Start of Supplied records
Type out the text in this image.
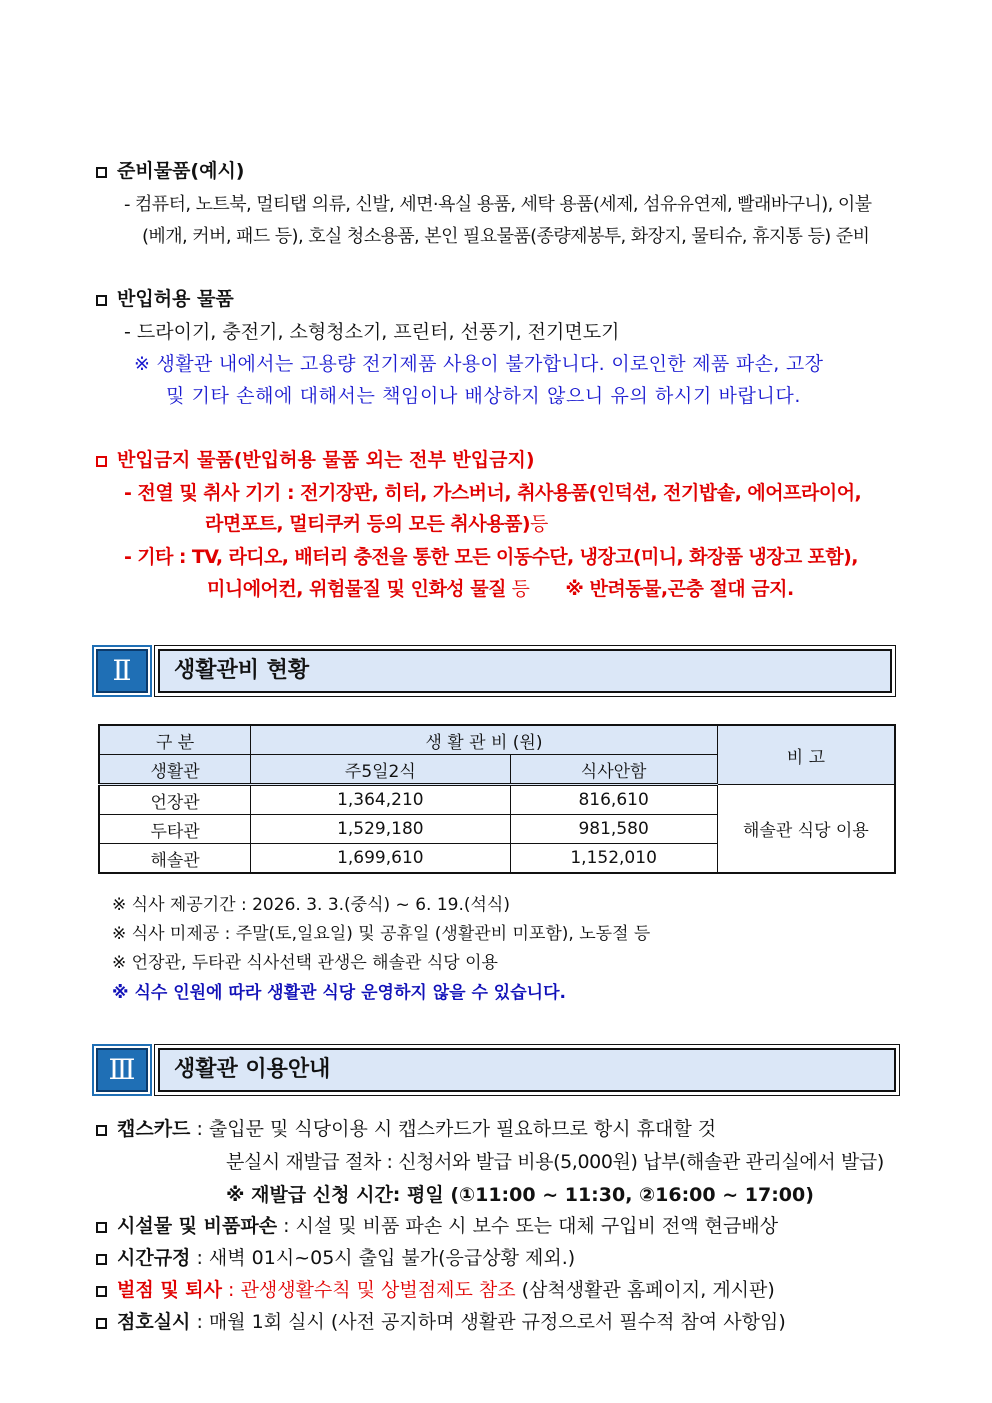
준비물품(예시)
- 컴퓨터, 노트북, 멀티탭 의류, 신발, 세면·욕실 용품, 세탁 용품(세제, 섬유유연제, 빨래바구니), 이불
(베개, 커버, 패드 등), 호실 청소용품, 본인 필요물품(종량제봉투, 화장지, 물티슈, 휴지통 등) 준비
반입허용 물품
- 드라이기, 충전기, 소형청소기, 프린터, 선풍기, 전기면도기
※ 생활관 내에서는 고용량 전기제품 사용이 불가합니다. 이로인한 제품 파손, 고장
및 기타 손해에 대해서는 책임이나 배상하지 않으니 유의 하시기 바랍니다.
반입금지 물품(반입허용 물품 외는 전부 반입금지)
- 전열 및 취사 기기 : 전기장판, 히터, 가스버너, 취사용품(인덕션, 전기밥솥, 에어프라이어,
라면포트, 멀티쿠커 등의 모든 취사용품)등
- 기타 : TV, 라디오, 배터리 충전을 통한 모든 이동수단, 냉장고(미니, 화장품 냉장고 포함),
미니에어컨, 위험물질 및 인화성 물질 등 ※ 반려동물,곤충 절대 금지.
Ⅱ	생활관비 현황
구 분	생 활 관 비 (원)		비 고
생활관	주5일2식	식사안함	
언장관	1,364,210	816,610	해솔관 식당 이용
두타관	1,529,180	981,580	
해솔관	1,699,610	1,152,010	
※ 식사 제공기간 : 2026. 3. 3.(중식) ~ 6. 19.(석식)
※ 식사 미제공 : 주말(토,일요일) 및 공휴일 (생활관비 미포함), 노동절 등
※ 언장관, 두타관 식사선택 관생은 해솔관 식당 이용
※ 식수 인원에 따라 생활관 식당 운영하지 않을 수 있습니다.
Ⅲ	생활관 이용안내
캡스카드 : 출입문 및 식당이용 시 캡스카드가 필요하므로 항시 휴대할 것
분실시 재발급 절차 : 신청서와 발급 비용(5,000원) 납부(해솔관 관리실에서 발급)
※ 재발급 신청 시간: 평일 (①11:00 ~ 11:30, ②16:00 ~ 17:00)
시설물 및 비품파손 : 시설 및 비품 파손 시 보수 또는 대체 구입비 전액 현금배상
시간규정 : 새벽 01시~05시 출입 불가(응급상황 제외.)
벌점 및 퇴사 : 관생생활수칙 및 상벌점제도 참조 (삼척생활관 홈페이지, 게시판)
점호실시 : 매월 1회 실시 (사전 공지하며 생활관 규정으로서 필수적 참여 사항임)
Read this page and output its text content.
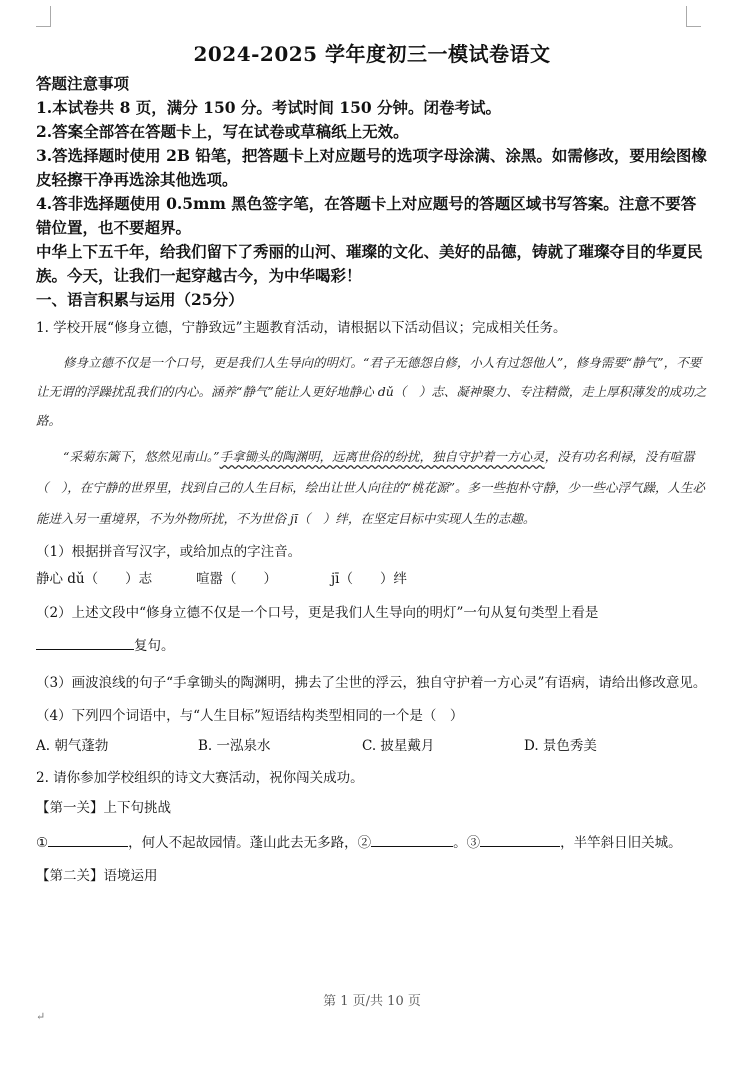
2024-2025 学年度初三一模试卷语文

答题注意事项

1.本试卷共 8 页，满分 150 分。考试时间 150 分钟。闭卷考试。

2.答案全部答在答题卡上，写在试卷或草稿纸上无效。

3.答选择题时使用 2B 铅笔，把答题卡上对应题号的选项字母涂满、涂黑。如需修改，要用绘图橡皮轻擦干净再选涂其他选项。

4.答非选择题使用 0.5mm 黑色签字笔，在答题卡上对应题号的答题区域书写答案。注意不要答错位置，也不要超界。

中华上下五千年，给我们留下了秀丽的山河、璀璨的文化、美好的品德，铸就了璀璨夺目的华夏民族。今天，让我们一起穿越古今，为中华喝彩！

一、语言积累与运用（25分）

1. 学校开展“修身立德，宁静致远”主题教育活动，请根据以下活动倡议；完成相关任务。

修身立德不仅是一个口号，更是我们人生导向的明灯。“君子无德怨自修，小人有过怨他人”，修身需要“静气”，不要让无谓的浮躁扰乱我们的内心。涵养“静气”能让人更好地静心 dǔ（　）志、凝神聚力、专注精微，走上厚积薄发的成功之路。

“采菊东篱下，悠然见南山。”手拿锄头的陶渊明，远离世俗的纷扰，独自守护着一方心灵，没有功名利禄，没有喧嚣（　），在宁静的世界里，找到自己的人生目标，绘出让世人向往的“桃花源”。多一些抱朴守静，少一些心浮气躁，人生必能进入另一重境界，不为外物所扰，不为世俗 jī（　）绊，在坚定目标中实现人生的志趣。

（1）根据拼音写汉字，或给加点的字注音。

静心 dǔ（　　）志	喧嚣（　　）	jī（　　）绊

（2）上述文段中“修身立德不仅是一个口号，更是我们人生导向的明灯”一句从复句类型上看是

复句。

（3）画波浪线的句子“手拿锄头的陶渊明，拂去了尘世的浮云，独自守护着一方心灵”有语病，请给出修改意见。

（4）下列四个词语中，与“人生目标”短语结构类型相同的一个是（　）

A. 朝气蓬勃	B. 一泓泉水	C. 披星戴月	D. 景色秀美

2. 请你参加学校组织的诗文大赛活动，祝你闯关成功。

【第一关】上下句挑战

①	，何人不起故园情。蓬山此去无多路，②	。③	，半竿斜日旧关城。

【第二关】语境运用

第 1 页/共 10 页
↵
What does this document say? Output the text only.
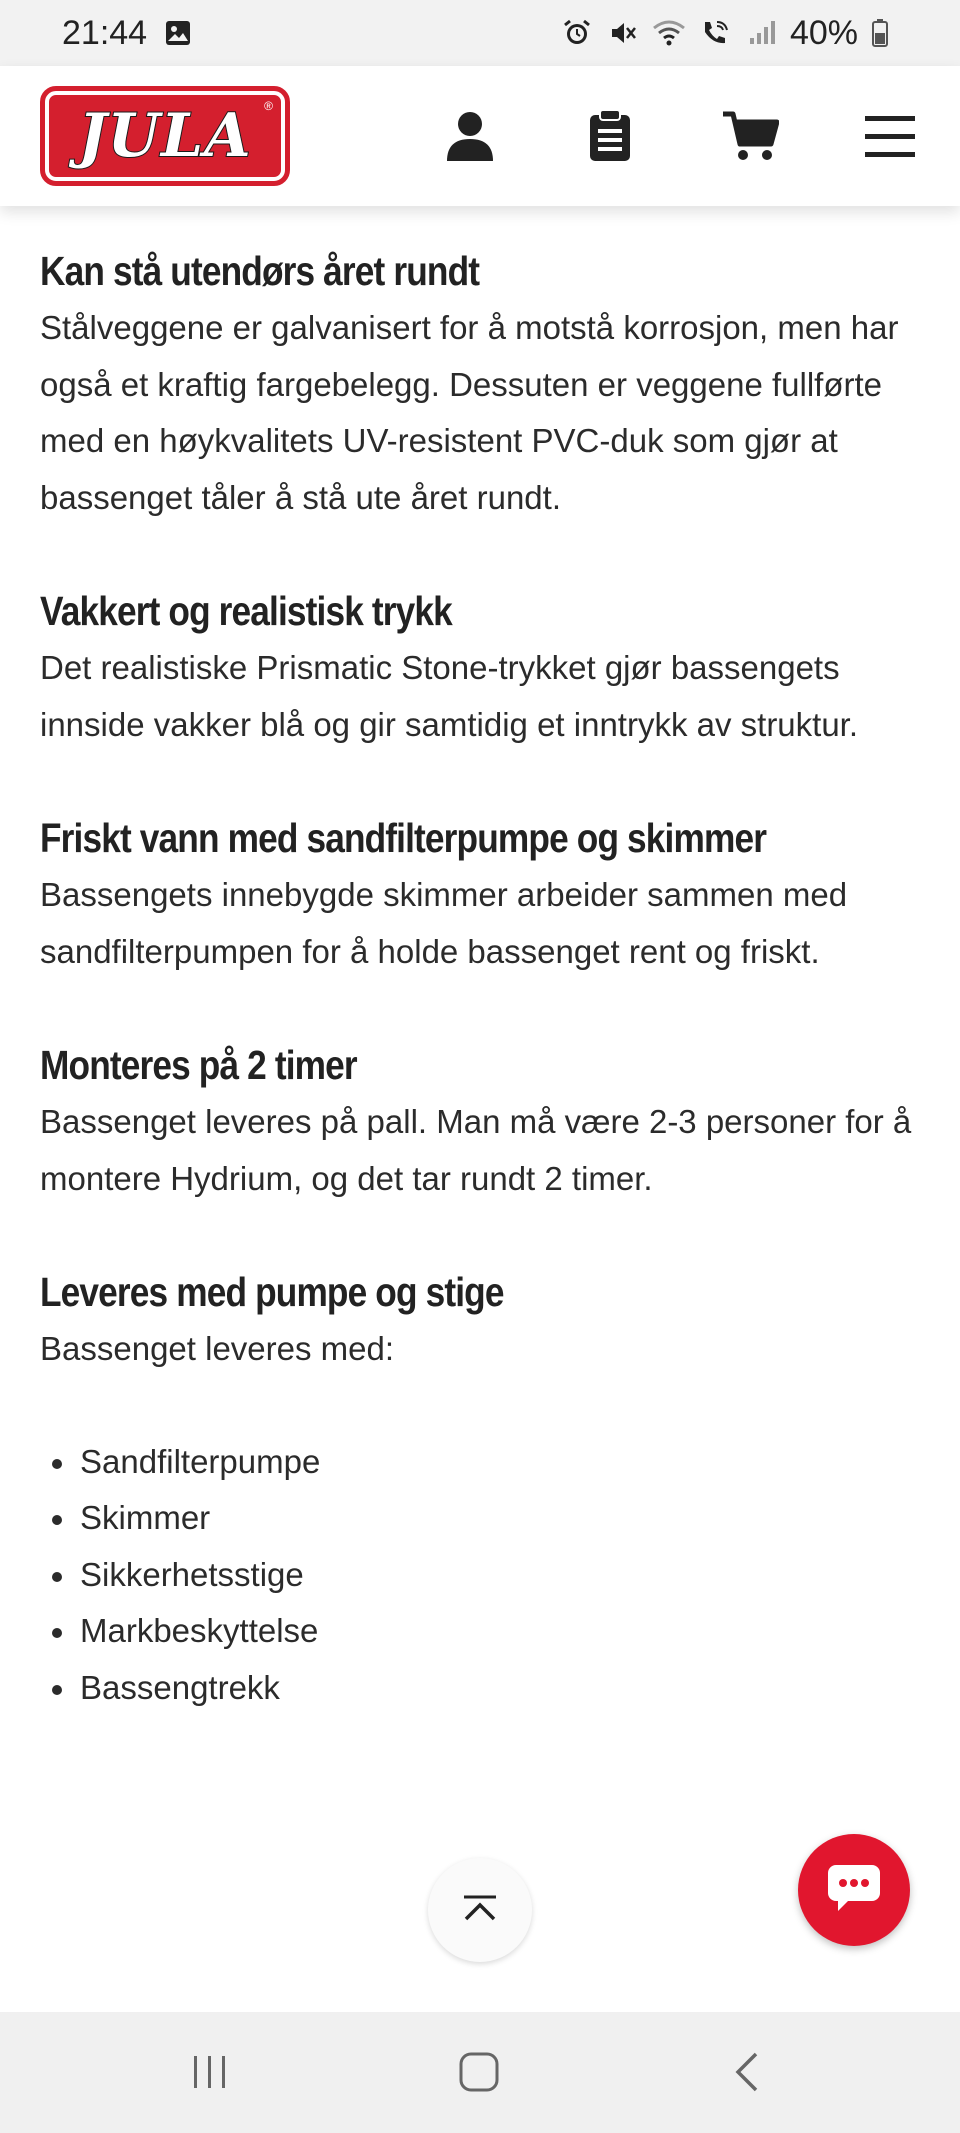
21:44	40%
JULA ®
Kan stå utendørs året rundt

Stålveggene er galvanisert for å motstå korrosjon, men har også et kraftig fargebelegg. Dessuten er veggene fullførte med en høykvalitets UV-resistent PVC-duk som gjør at bassenget tåler å stå ute året rundt.

Vakkert og realistisk trykk

Det realistiske Prismatic Stone-trykket gjør bassengets innside vakker blå og gir samtidig et inntrykk av struktur.

Friskt vann med sandfilterpumpe og skimmer

Bassengets innebygde skimmer arbeider sammen med sandfilterpumpen for å holde bassenget rent og friskt.

Monteres på 2 timer

Bassenget leveres på pall. Man må være 2-3 personer for å montere Hydrium, og det tar rundt 2 timer.

Leveres med pumpe og stige

Bassenget leveres med:

Sandfilterpumpe
Skimmer
Sikkerhetsstige
Markbeskyttelse
Bassengtrekk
End of Supplied records
* [What you need to do]: From the entries, copy out each line containing the word "året".

* [Complete output]:
Kan stå utendørs året rundt
Stålveggene er galvanisert for å motstå korrosjon, men har også et kraftig fargebelegg. Dessuten er veggene fullførte med en høykvalitets UV-resistent PVC-duk som gjør at bassenget tåler å stå ute året rundt.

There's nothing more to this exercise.